▸ **Required work**: Quote the listing below in its entirety.
....
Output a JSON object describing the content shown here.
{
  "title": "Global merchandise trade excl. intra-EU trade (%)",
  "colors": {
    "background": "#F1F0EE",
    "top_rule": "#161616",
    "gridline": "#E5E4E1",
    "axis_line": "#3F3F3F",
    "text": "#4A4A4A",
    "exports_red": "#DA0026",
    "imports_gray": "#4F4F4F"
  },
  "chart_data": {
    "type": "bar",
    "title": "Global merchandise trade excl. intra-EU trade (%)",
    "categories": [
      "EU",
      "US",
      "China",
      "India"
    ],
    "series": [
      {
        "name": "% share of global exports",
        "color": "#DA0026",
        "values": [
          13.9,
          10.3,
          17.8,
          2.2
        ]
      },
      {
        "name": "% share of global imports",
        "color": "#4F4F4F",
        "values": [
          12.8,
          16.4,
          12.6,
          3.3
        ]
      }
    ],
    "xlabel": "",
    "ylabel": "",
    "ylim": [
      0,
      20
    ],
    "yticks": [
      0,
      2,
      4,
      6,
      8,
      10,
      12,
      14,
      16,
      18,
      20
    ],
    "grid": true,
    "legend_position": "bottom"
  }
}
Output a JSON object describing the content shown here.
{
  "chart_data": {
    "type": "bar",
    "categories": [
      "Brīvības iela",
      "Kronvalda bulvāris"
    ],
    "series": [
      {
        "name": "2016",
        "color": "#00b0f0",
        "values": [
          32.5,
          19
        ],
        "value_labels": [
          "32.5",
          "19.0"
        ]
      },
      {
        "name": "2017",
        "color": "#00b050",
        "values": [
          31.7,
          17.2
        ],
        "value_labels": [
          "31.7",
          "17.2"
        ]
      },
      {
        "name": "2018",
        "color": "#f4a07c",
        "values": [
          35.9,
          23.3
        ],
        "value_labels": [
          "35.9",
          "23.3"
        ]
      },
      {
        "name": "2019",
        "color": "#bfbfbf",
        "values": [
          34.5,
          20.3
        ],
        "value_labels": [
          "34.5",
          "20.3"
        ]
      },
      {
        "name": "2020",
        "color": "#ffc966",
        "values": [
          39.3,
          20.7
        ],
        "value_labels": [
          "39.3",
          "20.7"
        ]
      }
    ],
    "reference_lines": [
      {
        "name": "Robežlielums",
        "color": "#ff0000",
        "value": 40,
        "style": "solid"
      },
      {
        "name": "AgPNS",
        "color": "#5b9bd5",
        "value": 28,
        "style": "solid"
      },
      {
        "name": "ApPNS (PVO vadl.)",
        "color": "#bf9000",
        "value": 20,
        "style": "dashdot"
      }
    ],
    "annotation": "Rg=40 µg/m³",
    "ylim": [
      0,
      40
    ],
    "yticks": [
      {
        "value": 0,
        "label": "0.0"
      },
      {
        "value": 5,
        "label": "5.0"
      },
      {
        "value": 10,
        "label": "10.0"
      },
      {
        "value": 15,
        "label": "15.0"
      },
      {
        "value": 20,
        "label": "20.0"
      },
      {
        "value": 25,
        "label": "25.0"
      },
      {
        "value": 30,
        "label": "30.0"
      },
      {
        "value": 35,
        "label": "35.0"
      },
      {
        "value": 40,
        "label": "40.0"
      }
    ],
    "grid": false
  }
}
....
▸ **Task response**:
Output a JSON object describing the content shown here.
{
  "title": "Global merchandise trade excl. intra-EU trade (%)",
  "colors": {
    "background": "#F1F0EE",
    "top_rule": "#161616",
    "gridline": "#E5E4E1",
    "axis_line": "#3F3F3F",
    "text": "#4A4A4A",
    "exports_red": "#DA0026",
    "imports_gray": "#4F4F4F"
  },
  "chart_data": {
    "type": "bar",
    "title": "Global merchandise trade excl. intra-EU trade (%)",
    "categories": [
      "EU",
      "US",
      "China",
      "India"
    ],
    "series": [
      {
        "name": "% share of global exports",
        "color": "#DA0026",
        "values": [
          13.9,
          10.3,
          17.8,
          2.2
        ]
      },
      {
        "name": "% share of global imports",
        "color": "#4F4F4F",
        "values": [
          12.8,
          16.4,
          12.6,
          3.3
        ]
      }
    ],
    "xlabel": "",
    "ylabel": "",
    "ylim": [
      0,
      20
    ],
    "yticks": [
      0,
      2,
      4,
      6,
      8,
      10,
      12,
      14,
      16,
      18,
      20
    ],
    "grid": true,
    "legend_position": "bottom"
  }
}
Output a JSON object describing the content shown here.
{
  "chart_data": {
    "type": "bar",
    "categories": [
      "Brīvības iela",
      "Kronvalda bulvāris"
    ],
    "series": [
      {
        "name": "2016",
        "color": "#00b0f0",
        "values": [
          32.5,
          19
        ],
        "value_labels": [
          "32.5",
          "19.0"
        ]
      },
      {
        "name": "2017",
        "color": "#00b050",
        "values": [
          31.7,
          17.2
        ],
        "value_labels": [
          "31.7",
          "17.2"
        ]
      },
      {
        "name": "2018",
        "color": "#f4a07c",
        "values": [
          35.9,
          23.3
        ],
        "value_labels": [
          "35.9",
          "23.3"
        ]
      },
      {
        "name": "2019",
        "color": "#bfbfbf",
        "values": [
          34.5,
          20.3
        ],
        "value_labels": [
          "34.5",
          "20.3"
        ]
      },
      {
        "name": "2020",
        "color": "#ffc966",
        "values": [
          39.3,
          20.7
        ],
        "value_labels": [
          "39.3",
          "20.7"
        ]
      }
    ],
    "reference_lines": [
      {
        "name": "Robežlielums",
        "color": "#ff0000",
        "value": 40,
        "style": "solid"
      },
      {
        "name": "AgPNS",
        "color": "#5b9bd5",
        "value": 28,
        "style": "solid"
      },
      {
        "name": "ApPNS (PVO vadl.)",
        "color": "#bf9000",
        "value": 20,
        "style": "dashdot"
      }
    ],
    "annotation": "Rg=40 µg/m³",
    "ylim": [
      0,
      40
    ],
    "yticks": [
      {
        "value": 0,
        "label": "0.0"
      },
      {
        "value": 5,
        "label": "5.0"
      },
      {
        "value": 10,
        "label": "10.0"
      },
      {
        "value": 15,
        "label": "15.0"
      },
      {
        "value": 20,
        "label": "20.0"
      },
      {
        "value": 25,
        "label": "25.0"
      },
      {
        "value": 30,
        "label": "30.0"
      },
      {
        "value": 35,
        "label": "35.0"
      },
      {
        "value": 40,
        "label": "40.0"
      }
    ],
    "grid": false
  }
}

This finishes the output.